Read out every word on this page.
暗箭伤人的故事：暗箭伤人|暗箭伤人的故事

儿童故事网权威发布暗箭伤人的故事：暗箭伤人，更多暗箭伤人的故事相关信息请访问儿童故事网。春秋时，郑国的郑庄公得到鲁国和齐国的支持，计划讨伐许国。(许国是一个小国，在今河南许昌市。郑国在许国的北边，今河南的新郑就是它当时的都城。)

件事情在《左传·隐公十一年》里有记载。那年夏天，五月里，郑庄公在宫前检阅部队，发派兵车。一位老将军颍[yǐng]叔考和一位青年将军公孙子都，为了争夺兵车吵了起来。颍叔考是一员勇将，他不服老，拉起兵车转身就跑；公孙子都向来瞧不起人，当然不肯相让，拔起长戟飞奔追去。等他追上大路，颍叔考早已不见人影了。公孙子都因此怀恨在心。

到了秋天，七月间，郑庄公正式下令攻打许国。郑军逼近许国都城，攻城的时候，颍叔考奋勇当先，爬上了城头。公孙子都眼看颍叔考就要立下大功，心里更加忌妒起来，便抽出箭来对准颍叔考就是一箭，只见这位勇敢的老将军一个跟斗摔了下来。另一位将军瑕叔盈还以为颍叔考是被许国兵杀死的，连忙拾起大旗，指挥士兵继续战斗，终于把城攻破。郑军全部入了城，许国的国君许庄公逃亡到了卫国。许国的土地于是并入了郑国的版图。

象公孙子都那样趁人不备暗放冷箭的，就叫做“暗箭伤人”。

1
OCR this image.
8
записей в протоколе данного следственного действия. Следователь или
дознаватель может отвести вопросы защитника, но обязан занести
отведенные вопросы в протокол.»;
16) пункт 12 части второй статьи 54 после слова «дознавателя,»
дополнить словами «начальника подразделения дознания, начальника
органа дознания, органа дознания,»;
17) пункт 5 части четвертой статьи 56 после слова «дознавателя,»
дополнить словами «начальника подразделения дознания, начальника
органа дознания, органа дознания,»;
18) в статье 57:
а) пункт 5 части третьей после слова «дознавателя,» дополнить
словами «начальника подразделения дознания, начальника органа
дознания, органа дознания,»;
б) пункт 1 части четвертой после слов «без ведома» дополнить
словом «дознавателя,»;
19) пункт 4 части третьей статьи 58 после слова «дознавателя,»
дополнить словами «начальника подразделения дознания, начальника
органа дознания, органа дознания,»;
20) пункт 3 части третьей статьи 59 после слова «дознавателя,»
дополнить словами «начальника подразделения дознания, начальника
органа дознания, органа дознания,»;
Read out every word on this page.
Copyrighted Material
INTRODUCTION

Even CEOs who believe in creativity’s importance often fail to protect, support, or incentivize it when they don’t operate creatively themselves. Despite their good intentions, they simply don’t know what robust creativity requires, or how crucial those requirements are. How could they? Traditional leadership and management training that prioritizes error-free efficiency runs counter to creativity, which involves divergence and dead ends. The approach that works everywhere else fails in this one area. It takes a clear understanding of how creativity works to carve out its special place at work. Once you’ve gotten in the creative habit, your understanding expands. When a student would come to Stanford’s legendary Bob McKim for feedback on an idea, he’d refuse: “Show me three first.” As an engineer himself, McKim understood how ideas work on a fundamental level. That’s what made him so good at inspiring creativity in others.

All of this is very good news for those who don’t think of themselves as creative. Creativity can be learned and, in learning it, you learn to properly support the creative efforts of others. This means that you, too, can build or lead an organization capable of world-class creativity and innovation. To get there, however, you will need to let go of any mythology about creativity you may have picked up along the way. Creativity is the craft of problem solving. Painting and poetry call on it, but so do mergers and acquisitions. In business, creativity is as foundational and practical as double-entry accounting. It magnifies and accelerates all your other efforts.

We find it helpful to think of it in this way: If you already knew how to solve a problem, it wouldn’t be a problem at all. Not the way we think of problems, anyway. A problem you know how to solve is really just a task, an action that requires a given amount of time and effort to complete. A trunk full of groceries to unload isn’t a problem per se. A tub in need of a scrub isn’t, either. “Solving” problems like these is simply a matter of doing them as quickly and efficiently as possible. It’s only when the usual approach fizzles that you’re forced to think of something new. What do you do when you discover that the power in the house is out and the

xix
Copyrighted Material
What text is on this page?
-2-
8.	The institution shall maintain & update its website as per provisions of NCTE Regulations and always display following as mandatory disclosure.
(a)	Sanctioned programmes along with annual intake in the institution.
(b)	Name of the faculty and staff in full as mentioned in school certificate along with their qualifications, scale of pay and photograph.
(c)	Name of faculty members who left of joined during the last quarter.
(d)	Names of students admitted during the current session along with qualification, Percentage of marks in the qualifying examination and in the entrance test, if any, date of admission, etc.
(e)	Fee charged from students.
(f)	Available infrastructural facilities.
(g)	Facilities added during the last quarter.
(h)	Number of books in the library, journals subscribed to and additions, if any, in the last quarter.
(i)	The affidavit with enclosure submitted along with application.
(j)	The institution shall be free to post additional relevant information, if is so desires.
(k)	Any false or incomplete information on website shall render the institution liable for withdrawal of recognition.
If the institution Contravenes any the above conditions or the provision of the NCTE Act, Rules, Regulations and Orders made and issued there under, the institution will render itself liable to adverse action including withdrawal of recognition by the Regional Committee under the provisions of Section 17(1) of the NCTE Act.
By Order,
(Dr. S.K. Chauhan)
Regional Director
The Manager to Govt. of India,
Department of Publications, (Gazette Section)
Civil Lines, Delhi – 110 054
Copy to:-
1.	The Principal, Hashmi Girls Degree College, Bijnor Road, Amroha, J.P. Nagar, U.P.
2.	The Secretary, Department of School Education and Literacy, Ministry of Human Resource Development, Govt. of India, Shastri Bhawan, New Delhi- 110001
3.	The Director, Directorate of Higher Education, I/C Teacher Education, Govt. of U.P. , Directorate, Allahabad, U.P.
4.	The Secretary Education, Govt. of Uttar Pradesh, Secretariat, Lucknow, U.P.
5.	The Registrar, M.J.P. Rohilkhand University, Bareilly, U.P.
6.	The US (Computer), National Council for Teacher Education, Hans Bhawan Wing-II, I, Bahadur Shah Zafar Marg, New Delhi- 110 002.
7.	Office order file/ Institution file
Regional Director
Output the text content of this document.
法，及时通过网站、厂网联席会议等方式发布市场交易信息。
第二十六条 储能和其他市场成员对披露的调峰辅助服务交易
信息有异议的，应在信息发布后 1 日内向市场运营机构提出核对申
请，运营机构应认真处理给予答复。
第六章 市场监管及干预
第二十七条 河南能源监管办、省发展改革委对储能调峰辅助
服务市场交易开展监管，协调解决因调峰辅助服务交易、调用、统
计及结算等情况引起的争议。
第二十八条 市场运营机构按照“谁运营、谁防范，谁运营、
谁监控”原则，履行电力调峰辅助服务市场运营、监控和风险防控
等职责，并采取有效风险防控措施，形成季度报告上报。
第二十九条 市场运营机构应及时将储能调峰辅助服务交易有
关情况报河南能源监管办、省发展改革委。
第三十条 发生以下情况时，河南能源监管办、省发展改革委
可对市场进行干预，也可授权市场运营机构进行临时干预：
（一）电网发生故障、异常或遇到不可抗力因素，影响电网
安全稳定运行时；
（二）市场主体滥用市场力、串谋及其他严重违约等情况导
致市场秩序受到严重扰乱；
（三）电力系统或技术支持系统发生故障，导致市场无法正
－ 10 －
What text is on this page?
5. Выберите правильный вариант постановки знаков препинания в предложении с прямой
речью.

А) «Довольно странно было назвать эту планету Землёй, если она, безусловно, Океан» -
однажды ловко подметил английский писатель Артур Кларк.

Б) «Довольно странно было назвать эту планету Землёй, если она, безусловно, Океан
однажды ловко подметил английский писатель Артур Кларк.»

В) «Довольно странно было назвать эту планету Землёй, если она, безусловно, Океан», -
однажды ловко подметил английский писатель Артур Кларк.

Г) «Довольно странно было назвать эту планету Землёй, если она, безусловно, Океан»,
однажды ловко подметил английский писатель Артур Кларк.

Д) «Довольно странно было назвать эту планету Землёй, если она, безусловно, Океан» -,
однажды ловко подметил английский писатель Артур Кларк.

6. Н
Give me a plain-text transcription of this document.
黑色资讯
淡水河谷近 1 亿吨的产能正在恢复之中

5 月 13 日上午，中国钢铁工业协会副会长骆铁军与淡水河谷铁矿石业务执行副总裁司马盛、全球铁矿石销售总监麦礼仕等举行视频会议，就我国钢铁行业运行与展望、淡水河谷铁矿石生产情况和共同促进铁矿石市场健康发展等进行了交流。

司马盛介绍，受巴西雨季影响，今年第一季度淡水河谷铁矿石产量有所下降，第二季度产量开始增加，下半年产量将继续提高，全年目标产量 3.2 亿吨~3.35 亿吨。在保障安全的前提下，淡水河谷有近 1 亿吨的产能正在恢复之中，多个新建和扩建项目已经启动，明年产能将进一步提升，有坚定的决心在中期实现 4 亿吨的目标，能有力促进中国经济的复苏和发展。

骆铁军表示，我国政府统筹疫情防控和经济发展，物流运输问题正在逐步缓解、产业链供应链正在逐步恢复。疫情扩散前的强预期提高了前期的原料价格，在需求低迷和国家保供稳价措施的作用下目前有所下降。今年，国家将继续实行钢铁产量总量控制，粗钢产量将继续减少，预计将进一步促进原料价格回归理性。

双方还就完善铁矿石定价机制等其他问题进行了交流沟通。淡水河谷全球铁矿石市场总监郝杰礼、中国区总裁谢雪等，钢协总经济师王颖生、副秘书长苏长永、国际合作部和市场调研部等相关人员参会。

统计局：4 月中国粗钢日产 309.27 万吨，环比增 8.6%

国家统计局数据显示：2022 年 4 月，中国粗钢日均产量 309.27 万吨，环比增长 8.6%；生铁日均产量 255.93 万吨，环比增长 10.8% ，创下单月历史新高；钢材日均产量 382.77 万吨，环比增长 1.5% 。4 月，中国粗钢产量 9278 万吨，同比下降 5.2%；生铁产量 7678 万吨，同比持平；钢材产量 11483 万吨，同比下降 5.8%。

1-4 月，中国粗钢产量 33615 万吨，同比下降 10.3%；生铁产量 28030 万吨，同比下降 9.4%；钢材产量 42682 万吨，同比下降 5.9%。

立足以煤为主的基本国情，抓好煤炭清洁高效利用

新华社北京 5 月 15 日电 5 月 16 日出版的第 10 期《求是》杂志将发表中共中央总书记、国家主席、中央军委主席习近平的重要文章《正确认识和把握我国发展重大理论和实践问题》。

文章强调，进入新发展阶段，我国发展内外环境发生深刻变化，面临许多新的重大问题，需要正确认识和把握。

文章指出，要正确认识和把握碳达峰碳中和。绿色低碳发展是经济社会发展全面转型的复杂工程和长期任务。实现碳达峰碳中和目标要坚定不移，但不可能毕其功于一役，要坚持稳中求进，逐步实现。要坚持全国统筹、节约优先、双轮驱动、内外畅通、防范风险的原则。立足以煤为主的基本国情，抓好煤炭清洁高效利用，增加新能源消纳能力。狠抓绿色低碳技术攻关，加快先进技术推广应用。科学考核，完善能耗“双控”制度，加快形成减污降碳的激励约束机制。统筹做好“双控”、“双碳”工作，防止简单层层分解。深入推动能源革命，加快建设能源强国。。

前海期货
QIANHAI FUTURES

What the exercise asks: Wherever "части" shows up in a line, copy that line.

Full response:
16) пункт 12 части второй статьи 54 после слова «дознавателя,»
17) пункт 5 части четвертой статьи 56 после слова «дознавателя,»
а) пункт 5 части третьей после слова «дознавателя,» дополнить
б) пункт 1 части четвертой после слов «без ведома» дополнить
19) пункт 4 части третьей статьи 58 после слова «дознавателя,»
20) пункт 3 части третьей статьи 59 после слова «дознавателя,»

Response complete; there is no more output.